**To do**
Leave out the pictures and repeat the data exactly.

**Input for this task**
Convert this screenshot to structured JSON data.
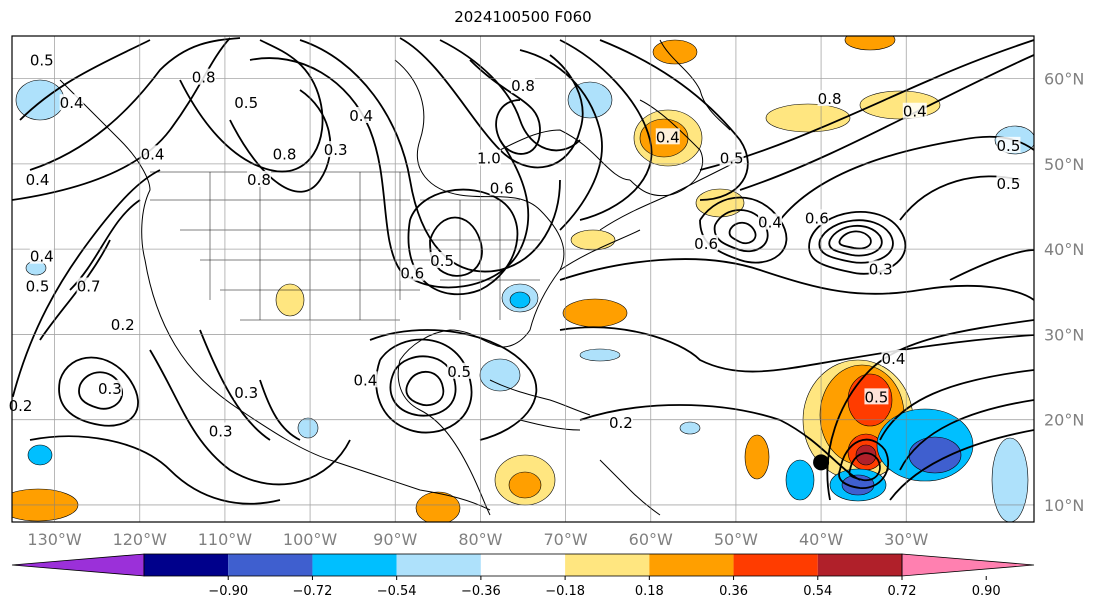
{
  "title": "2024100500 F060",
  "map": {
    "lon_range": [
      -135,
      -15
    ],
    "lat_range": [
      8,
      65
    ],
    "lon_ticks": [
      {
        "value": -130,
        "label": "130°W"
      },
      {
        "value": -120,
        "label": "120°W"
      },
      {
        "value": -110,
        "label": "110°W"
      },
      {
        "value": -100,
        "label": "100°W"
      },
      {
        "value": -90,
        "label": "90°W"
      },
      {
        "value": -80,
        "label": "80°W"
      },
      {
        "value": -70,
        "label": "70°W"
      },
      {
        "value": -60,
        "label": "60°W"
      },
      {
        "value": -50,
        "label": "50°W"
      },
      {
        "value": -40,
        "label": "40°W"
      },
      {
        "value": -30,
        "label": "30°W"
      }
    ],
    "lat_ticks": [
      {
        "value": 60,
        "label": "60°N"
      },
      {
        "value": 50,
        "label": "50°N"
      },
      {
        "value": 40,
        "label": "40°N"
      },
      {
        "value": 30,
        "label": "30°N"
      },
      {
        "value": 20,
        "label": "20°N"
      },
      {
        "value": 10,
        "label": "10°N"
      }
    ],
    "grid": true,
    "storm_marker": {
      "lon": -40,
      "lat": 15
    }
  },
  "contour_labels": [
    {
      "text": "0.5",
      "lon": -131.5,
      "lat": 62
    },
    {
      "text": "0.4",
      "lon": -128,
      "lat": 57
    },
    {
      "text": "0.4",
      "lon": -118.5,
      "lat": 51
    },
    {
      "text": "0.4",
      "lon": -132,
      "lat": 48
    },
    {
      "text": "0.8",
      "lon": -112.5,
      "lat": 60
    },
    {
      "text": "0.5",
      "lon": -107.5,
      "lat": 57
    },
    {
      "text": "0.8",
      "lon": -103,
      "lat": 51
    },
    {
      "text": "0.8",
      "lon": -106,
      "lat": 48
    },
    {
      "text": "0.4",
      "lon": -94,
      "lat": 55.5
    },
    {
      "text": "0.3",
      "lon": -97,
      "lat": 51.5
    },
    {
      "text": "0.8",
      "lon": -75,
      "lat": 59
    },
    {
      "text": "1.0",
      "lon": -79,
      "lat": 50.5
    },
    {
      "text": "0.6",
      "lon": -77.5,
      "lat": 47
    },
    {
      "text": "0.4",
      "lon": -58,
      "lat": 53
    },
    {
      "text": "0.5",
      "lon": -50.5,
      "lat": 50.5
    },
    {
      "text": "0.8",
      "lon": -39,
      "lat": 57.5
    },
    {
      "text": "0.4",
      "lon": -29,
      "lat": 56
    },
    {
      "text": "0.5",
      "lon": -18,
      "lat": 52
    },
    {
      "text": "0.5",
      "lon": -18,
      "lat": 47.5
    },
    {
      "text": "0.4",
      "lon": -46,
      "lat": 43
    },
    {
      "text": "0.6",
      "lon": -40.5,
      "lat": 43.5
    },
    {
      "text": "0.6",
      "lon": -53.5,
      "lat": 40.5
    },
    {
      "text": "0.3",
      "lon": -33,
      "lat": 37.5
    },
    {
      "text": "0.4",
      "lon": -131.5,
      "lat": 39
    },
    {
      "text": "0.5",
      "lon": -132,
      "lat": 35.5
    },
    {
      "text": "0.7",
      "lon": -126,
      "lat": 35.5
    },
    {
      "text": "0.2",
      "lon": -122,
      "lat": 31
    },
    {
      "text": "0.6",
      "lon": -88,
      "lat": 37
    },
    {
      "text": "0.5",
      "lon": -84.5,
      "lat": 38.5
    },
    {
      "text": "0.3",
      "lon": -123.5,
      "lat": 23.5
    },
    {
      "text": "0.2",
      "lon": -134,
      "lat": 21.5
    },
    {
      "text": "0.3",
      "lon": -107.5,
      "lat": 23
    },
    {
      "text": "0.3",
      "lon": -110.5,
      "lat": 18.5
    },
    {
      "text": "0.4",
      "lon": -93.5,
      "lat": 24.5
    },
    {
      "text": "0.5",
      "lon": -82.5,
      "lat": 25.5
    },
    {
      "text": "0.2",
      "lon": -63.5,
      "lat": 19.5
    },
    {
      "text": "0.4",
      "lon": -31.5,
      "lat": 27
    },
    {
      "text": "0.5",
      "lon": -33.5,
      "lat": 22.5
    }
  ],
  "colorbar": {
    "ticks": [
      "−0.90",
      "−0.72",
      "−0.54",
      "−0.36",
      "−0.18",
      "0.18",
      "0.36",
      "0.54",
      "0.72",
      "0.90"
    ],
    "colors": [
      "#9b30d9",
      "#00008b",
      "#3f5fcf",
      "#00bfff",
      "#aee1fb",
      "#ffffff",
      "#ffe680",
      "#ff9f00",
      "#ff3c00",
      "#b0202a",
      "#ff80b0"
    ]
  }
}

**Answer to this exercise**
Convert this screenshot to structured JSON data.
{
  "title": "2024100500 F060",
  "map": {
    "lon_range": [
      -135,
      -15
    ],
    "lat_range": [
      8,
      65
    ],
    "lon_ticks": [
      {
        "value": -130,
        "label": "130°W"
      },
      {
        "value": -120,
        "label": "120°W"
      },
      {
        "value": -110,
        "label": "110°W"
      },
      {
        "value": -100,
        "label": "100°W"
      },
      {
        "value": -90,
        "label": "90°W"
      },
      {
        "value": -80,
        "label": "80°W"
      },
      {
        "value": -70,
        "label": "70°W"
      },
      {
        "value": -60,
        "label": "60°W"
      },
      {
        "value": -50,
        "label": "50°W"
      },
      {
        "value": -40,
        "label": "40°W"
      },
      {
        "value": -30,
        "label": "30°W"
      }
    ],
    "lat_ticks": [
      {
        "value": 60,
        "label": "60°N"
      },
      {
        "value": 50,
        "label": "50°N"
      },
      {
        "value": 40,
        "label": "40°N"
      },
      {
        "value": 30,
        "label": "30°N"
      },
      {
        "value": 20,
        "label": "20°N"
      },
      {
        "value": 10,
        "label": "10°N"
      }
    ],
    "grid": true,
    "storm_marker": {
      "lon": -40,
      "lat": 15
    }
  },
  "contour_labels": [
    {
      "text": "0.5",
      "lon": -131.5,
      "lat": 62
    },
    {
      "text": "0.4",
      "lon": -128,
      "lat": 57
    },
    {
      "text": "0.4",
      "lon": -118.5,
      "lat": 51
    },
    {
      "text": "0.4",
      "lon": -132,
      "lat": 48
    },
    {
      "text": "0.8",
      "lon": -112.5,
      "lat": 60
    },
    {
      "text": "0.5",
      "lon": -107.5,
      "lat": 57
    },
    {
      "text": "0.8",
      "lon": -103,
      "lat": 51
    },
    {
      "text": "0.8",
      "lon": -106,
      "lat": 48
    },
    {
      "text": "0.4",
      "lon": -94,
      "lat": 55.5
    },
    {
      "text": "0.3",
      "lon": -97,
      "lat": 51.5
    },
    {
      "text": "0.8",
      "lon": -75,
      "lat": 59
    },
    {
      "text": "1.0",
      "lon": -79,
      "lat": 50.5
    },
    {
      "text": "0.6",
      "lon": -77.5,
      "lat": 47
    },
    {
      "text": "0.4",
      "lon": -58,
      "lat": 53
    },
    {
      "text": "0.5",
      "lon": -50.5,
      "lat": 50.5
    },
    {
      "text": "0.8",
      "lon": -39,
      "lat": 57.5
    },
    {
      "text": "0.4",
      "lon": -29,
      "lat": 56
    },
    {
      "text": "0.5",
      "lon": -18,
      "lat": 52
    },
    {
      "text": "0.5",
      "lon": -18,
      "lat": 47.5
    },
    {
      "text": "0.4",
      "lon": -46,
      "lat": 43
    },
    {
      "text": "0.6",
      "lon": -40.5,
      "lat": 43.5
    },
    {
      "text": "0.6",
      "lon": -53.5,
      "lat": 40.5
    },
    {
      "text": "0.3",
      "lon": -33,
      "lat": 37.5
    },
    {
      "text": "0.4",
      "lon": -131.5,
      "lat": 39
    },
    {
      "text": "0.5",
      "lon": -132,
      "lat": 35.5
    },
    {
      "text": "0.7",
      "lon": -126,
      "lat": 35.5
    },
    {
      "text": "0.2",
      "lon": -122,
      "lat": 31
    },
    {
      "text": "0.6",
      "lon": -88,
      "lat": 37
    },
    {
      "text": "0.5",
      "lon": -84.5,
      "lat": 38.5
    },
    {
      "text": "0.3",
      "lon": -123.5,
      "lat": 23.5
    },
    {
      "text": "0.2",
      "lon": -134,
      "lat": 21.5
    },
    {
      "text": "0.3",
      "lon": -107.5,
      "lat": 23
    },
    {
      "text": "0.3",
      "lon": -110.5,
      "lat": 18.5
    },
    {
      "text": "0.4",
      "lon": -93.5,
      "lat": 24.5
    },
    {
      "text": "0.5",
      "lon": -82.5,
      "lat": 25.5
    },
    {
      "text": "0.2",
      "lon": -63.5,
      "lat": 19.5
    },
    {
      "text": "0.4",
      "lon": -31.5,
      "lat": 27
    },
    {
      "text": "0.5",
      "lon": -33.5,
      "lat": 22.5
    }
  ],
  "colorbar": {
    "ticks": [
      "−0.90",
      "−0.72",
      "−0.54",
      "−0.36",
      "−0.18",
      "0.18",
      "0.36",
      "0.54",
      "0.72",
      "0.90"
    ],
    "colors": [
      "#9b30d9",
      "#00008b",
      "#3f5fcf",
      "#00bfff",
      "#aee1fb",
      "#ffffff",
      "#ffe680",
      "#ff9f00",
      "#ff3c00",
      "#b0202a",
      "#ff80b0"
    ]
  }
}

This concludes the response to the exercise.